Dataset items:
* start *

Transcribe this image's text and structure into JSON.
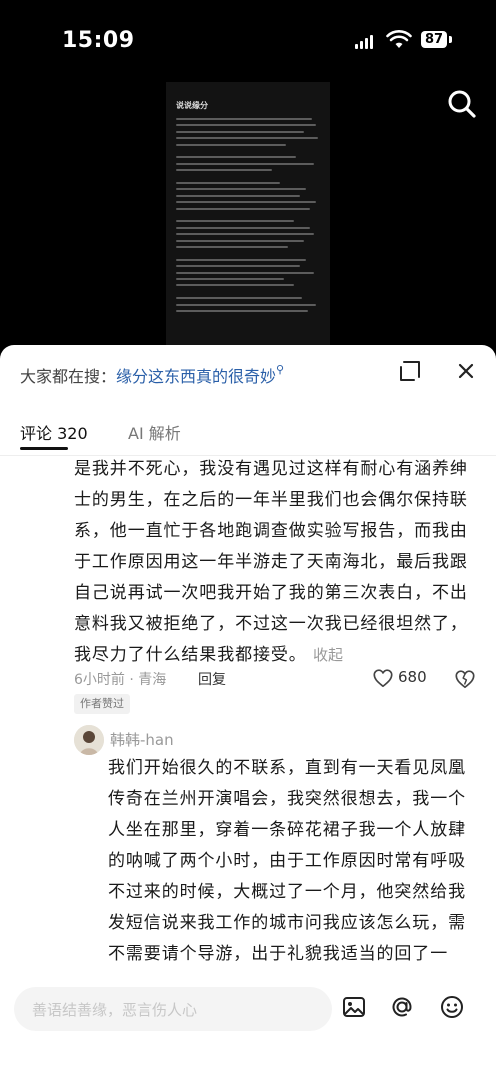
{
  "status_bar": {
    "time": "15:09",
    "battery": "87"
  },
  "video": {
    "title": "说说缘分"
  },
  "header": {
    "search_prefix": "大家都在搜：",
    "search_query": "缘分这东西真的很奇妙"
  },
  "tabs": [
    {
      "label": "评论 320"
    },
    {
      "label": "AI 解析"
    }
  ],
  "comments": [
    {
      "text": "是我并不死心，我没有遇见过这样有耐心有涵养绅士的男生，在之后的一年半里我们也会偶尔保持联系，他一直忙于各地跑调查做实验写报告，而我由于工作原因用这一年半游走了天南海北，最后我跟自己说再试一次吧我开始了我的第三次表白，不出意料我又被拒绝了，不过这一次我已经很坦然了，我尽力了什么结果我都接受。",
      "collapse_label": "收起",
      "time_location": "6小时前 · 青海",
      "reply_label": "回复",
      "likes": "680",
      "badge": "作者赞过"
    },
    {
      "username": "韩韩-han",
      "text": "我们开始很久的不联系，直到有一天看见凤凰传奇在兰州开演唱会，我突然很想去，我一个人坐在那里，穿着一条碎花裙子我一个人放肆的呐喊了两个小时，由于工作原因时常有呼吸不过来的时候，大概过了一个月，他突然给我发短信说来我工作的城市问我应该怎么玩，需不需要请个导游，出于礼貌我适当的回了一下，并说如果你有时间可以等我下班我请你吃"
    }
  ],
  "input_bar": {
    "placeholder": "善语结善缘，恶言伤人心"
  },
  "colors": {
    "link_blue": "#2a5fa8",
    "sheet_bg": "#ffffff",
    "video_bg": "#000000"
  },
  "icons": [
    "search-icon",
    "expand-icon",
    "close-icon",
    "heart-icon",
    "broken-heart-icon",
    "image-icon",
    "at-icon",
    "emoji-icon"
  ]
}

* end *

▶ WORK REQUIRED
Reproduce the data word for word, excluding its pictures.

▶ REPLY
Transcribe this image's text and structure into JSON.
{
  "status_bar": {
    "time": "15:09",
    "battery": "87"
  },
  "video": {
    "title": "说说缘分"
  },
  "header": {
    "search_prefix": "大家都在搜：",
    "search_query": "缘分这东西真的很奇妙"
  },
  "tabs": [
    {
      "label": "评论 320"
    },
    {
      "label": "AI 解析"
    }
  ],
  "comments": [
    {
      "text": "是我并不死心，我没有遇见过这样有耐心有涵养绅士的男生，在之后的一年半里我们也会偶尔保持联系，他一直忙于各地跑调查做实验写报告，而我由于工作原因用这一年半游走了天南海北，最后我跟自己说再试一次吧我开始了我的第三次表白，不出意料我又被拒绝了，不过这一次我已经很坦然了，我尽力了什么结果我都接受。",
      "collapse_label": "收起",
      "time_location": "6小时前 · 青海",
      "reply_label": "回复",
      "likes": "680",
      "badge": "作者赞过"
    },
    {
      "username": "韩韩-han",
      "text": "我们开始很久的不联系，直到有一天看见凤凰传奇在兰州开演唱会，我突然很想去，我一个人坐在那里，穿着一条碎花裙子我一个人放肆的呐喊了两个小时，由于工作原因时常有呼吸不过来的时候，大概过了一个月，他突然给我发短信说来我工作的城市问我应该怎么玩，需不需要请个导游，出于礼貌我适当的回了一下，并说如果你有时间可以等我下班我请你吃"
    }
  ],
  "input_bar": {
    "placeholder": "善语结善缘，恶言伤人心"
  },
  "colors": {
    "link_blue": "#2a5fa8",
    "sheet_bg": "#ffffff",
    "video_bg": "#000000"
  },
  "icons": [
    "search-icon",
    "expand-icon",
    "close-icon",
    "heart-icon",
    "broken-heart-icon",
    "image-icon",
    "at-icon",
    "emoji-icon"
  ]
}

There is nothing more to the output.